Figure collection entries:
:::
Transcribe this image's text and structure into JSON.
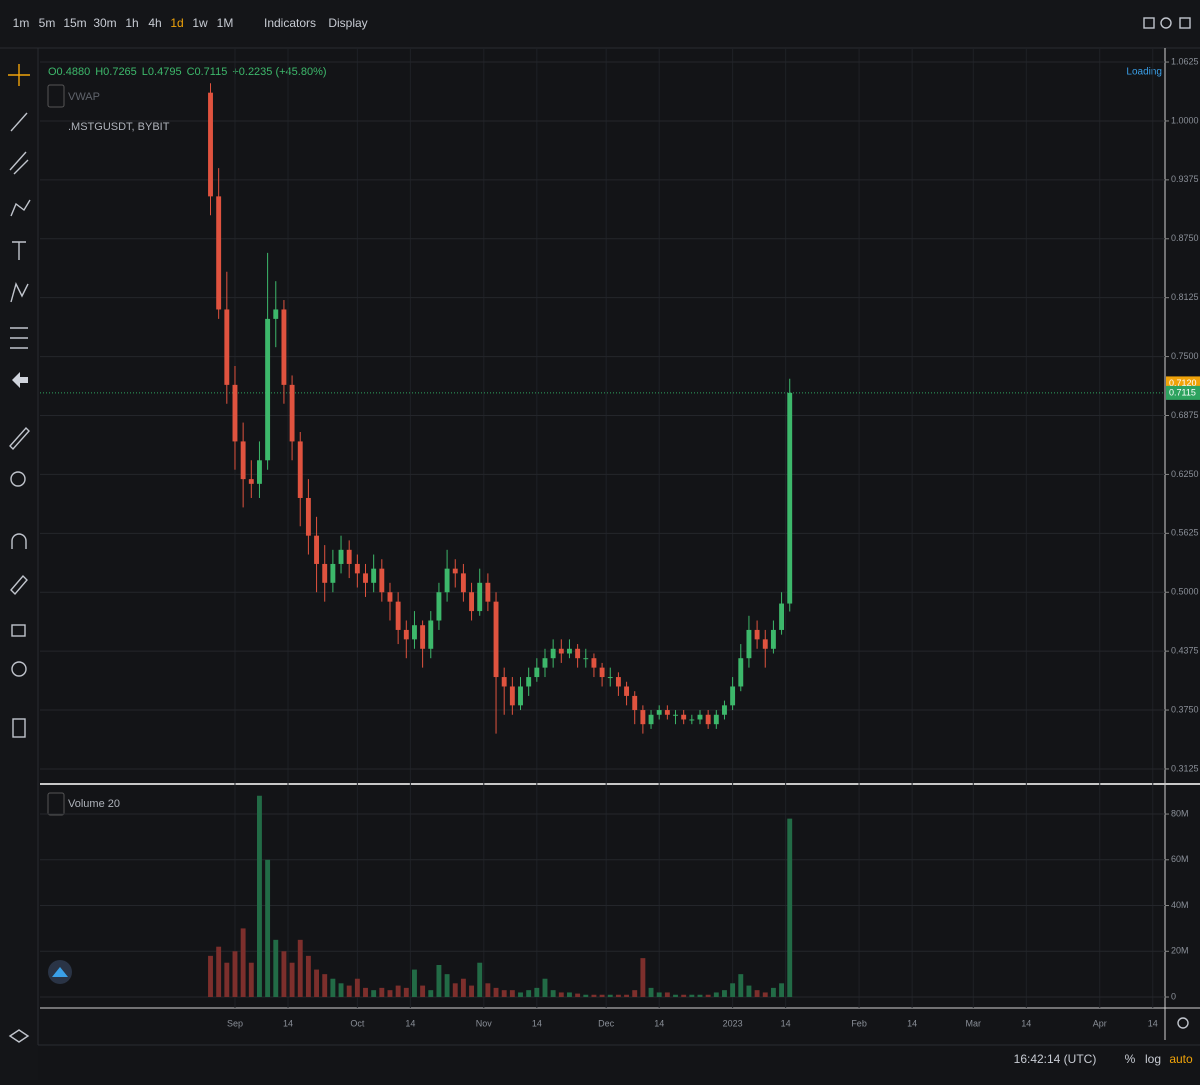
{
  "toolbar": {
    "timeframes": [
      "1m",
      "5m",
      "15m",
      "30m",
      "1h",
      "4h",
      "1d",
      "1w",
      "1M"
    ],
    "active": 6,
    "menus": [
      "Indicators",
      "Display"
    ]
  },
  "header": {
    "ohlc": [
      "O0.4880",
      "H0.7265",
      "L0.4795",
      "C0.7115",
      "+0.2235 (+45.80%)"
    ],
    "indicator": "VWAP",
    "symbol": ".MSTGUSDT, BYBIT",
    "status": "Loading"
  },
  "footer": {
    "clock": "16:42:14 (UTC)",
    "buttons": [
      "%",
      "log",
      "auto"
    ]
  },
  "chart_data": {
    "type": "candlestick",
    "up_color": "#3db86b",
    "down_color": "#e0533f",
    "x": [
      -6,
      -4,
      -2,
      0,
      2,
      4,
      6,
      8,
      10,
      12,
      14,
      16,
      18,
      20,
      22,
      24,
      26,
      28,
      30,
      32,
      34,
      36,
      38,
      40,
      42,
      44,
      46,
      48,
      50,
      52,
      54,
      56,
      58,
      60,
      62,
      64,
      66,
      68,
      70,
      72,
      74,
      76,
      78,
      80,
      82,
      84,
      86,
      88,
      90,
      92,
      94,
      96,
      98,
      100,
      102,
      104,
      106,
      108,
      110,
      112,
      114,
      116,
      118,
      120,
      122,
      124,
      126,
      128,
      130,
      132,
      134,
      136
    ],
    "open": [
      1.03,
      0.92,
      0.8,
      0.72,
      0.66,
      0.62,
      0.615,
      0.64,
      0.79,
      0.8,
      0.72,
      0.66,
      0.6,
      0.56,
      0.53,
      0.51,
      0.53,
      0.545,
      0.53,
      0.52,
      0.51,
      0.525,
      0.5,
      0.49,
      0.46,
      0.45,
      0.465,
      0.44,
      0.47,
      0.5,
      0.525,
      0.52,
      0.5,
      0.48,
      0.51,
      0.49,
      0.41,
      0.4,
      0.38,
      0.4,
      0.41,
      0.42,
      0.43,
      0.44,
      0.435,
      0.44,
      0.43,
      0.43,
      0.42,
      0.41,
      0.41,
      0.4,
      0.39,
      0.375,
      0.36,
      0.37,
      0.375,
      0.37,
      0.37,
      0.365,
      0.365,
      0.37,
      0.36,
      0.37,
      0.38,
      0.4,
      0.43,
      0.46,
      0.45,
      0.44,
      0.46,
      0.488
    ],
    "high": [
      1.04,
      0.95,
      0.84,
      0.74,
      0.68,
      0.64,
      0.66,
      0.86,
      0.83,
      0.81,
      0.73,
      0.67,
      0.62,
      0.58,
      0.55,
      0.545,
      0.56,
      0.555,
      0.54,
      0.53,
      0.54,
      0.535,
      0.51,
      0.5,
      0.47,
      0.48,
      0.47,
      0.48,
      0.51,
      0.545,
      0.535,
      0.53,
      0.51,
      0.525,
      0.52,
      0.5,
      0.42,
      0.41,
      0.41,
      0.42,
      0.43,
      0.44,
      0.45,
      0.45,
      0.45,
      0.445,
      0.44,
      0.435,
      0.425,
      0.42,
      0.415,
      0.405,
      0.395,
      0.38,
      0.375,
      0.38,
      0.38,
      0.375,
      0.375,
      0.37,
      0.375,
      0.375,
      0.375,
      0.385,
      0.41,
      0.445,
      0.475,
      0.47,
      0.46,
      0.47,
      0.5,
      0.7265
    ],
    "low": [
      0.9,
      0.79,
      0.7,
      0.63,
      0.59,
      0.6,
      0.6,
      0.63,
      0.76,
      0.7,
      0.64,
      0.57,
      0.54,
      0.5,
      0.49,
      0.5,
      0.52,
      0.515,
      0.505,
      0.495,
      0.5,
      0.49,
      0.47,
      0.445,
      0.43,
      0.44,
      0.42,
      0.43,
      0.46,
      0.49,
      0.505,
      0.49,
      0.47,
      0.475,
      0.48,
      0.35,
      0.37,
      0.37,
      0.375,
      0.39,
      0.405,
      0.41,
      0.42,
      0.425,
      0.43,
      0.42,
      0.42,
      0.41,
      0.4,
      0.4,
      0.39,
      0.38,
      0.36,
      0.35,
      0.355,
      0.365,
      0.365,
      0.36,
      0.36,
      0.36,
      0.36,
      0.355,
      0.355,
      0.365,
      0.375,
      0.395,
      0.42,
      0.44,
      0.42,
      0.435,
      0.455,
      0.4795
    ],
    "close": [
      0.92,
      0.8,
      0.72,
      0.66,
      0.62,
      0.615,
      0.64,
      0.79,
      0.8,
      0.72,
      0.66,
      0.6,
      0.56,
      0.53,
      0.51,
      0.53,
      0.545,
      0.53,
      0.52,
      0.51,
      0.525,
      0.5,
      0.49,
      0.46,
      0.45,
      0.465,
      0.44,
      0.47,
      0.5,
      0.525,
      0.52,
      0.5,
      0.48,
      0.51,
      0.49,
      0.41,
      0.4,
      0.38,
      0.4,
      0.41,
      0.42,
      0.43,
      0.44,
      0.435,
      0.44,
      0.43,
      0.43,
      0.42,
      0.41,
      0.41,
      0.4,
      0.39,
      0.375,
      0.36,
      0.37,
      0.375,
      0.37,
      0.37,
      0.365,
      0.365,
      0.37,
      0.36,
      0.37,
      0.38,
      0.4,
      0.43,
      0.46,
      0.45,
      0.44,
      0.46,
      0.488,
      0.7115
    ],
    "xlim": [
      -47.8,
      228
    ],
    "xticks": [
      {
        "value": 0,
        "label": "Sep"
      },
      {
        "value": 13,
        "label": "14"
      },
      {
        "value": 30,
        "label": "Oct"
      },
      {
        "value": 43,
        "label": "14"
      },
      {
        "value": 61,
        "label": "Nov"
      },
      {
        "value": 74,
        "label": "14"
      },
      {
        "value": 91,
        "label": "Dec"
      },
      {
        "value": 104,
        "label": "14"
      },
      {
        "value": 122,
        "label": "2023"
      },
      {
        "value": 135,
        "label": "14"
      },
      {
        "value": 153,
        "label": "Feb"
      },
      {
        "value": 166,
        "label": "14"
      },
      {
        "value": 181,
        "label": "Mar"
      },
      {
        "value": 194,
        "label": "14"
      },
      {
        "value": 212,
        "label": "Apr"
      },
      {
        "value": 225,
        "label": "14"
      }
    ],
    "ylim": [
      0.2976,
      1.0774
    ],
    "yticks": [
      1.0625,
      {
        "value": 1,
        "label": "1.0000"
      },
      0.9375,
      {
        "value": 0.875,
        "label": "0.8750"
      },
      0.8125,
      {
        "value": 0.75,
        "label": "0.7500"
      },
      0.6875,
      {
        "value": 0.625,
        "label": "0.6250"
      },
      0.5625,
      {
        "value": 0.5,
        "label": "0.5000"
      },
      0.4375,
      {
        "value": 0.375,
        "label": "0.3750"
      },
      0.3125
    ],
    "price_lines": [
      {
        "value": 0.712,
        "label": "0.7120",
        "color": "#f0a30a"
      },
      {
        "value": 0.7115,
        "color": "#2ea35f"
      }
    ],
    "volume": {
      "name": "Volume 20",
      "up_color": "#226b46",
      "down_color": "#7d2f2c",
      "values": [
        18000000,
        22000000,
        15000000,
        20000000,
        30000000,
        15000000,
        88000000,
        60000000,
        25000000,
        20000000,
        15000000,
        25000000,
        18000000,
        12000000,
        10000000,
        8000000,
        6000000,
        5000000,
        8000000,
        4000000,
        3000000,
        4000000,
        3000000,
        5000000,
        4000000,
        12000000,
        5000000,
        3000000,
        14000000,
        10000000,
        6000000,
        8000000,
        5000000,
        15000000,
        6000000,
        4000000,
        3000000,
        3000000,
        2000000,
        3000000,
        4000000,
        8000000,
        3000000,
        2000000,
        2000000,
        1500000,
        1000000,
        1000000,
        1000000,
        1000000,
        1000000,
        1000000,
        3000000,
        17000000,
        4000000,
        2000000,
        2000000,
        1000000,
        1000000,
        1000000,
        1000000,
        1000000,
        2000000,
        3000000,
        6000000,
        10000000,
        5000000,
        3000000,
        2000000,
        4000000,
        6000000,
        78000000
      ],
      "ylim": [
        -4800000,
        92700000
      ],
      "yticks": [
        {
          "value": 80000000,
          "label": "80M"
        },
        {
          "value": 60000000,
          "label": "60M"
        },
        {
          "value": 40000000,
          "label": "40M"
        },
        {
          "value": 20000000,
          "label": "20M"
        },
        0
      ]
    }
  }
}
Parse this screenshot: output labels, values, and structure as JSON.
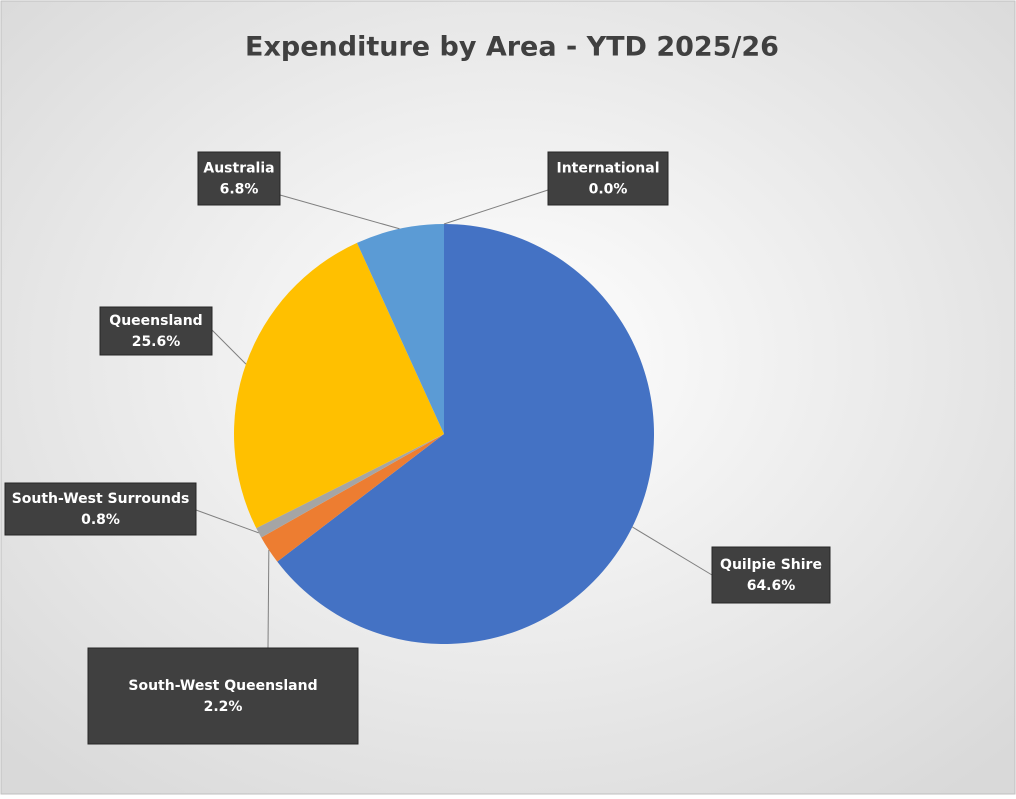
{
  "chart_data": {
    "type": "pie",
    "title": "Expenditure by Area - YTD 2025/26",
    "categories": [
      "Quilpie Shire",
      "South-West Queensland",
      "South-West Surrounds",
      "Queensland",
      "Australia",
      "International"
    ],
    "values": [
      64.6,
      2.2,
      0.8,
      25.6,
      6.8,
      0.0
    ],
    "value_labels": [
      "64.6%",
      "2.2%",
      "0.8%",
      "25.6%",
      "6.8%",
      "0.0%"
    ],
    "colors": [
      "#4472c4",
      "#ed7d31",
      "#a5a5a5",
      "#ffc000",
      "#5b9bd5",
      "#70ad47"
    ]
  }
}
:::
**Stated exercise:** Return each line among the entries that holds the word "this".

**Completed task:**
Transcribe this image's text and structure into JSON.
Parse this screenshot: output labels, values, and structure as JSON.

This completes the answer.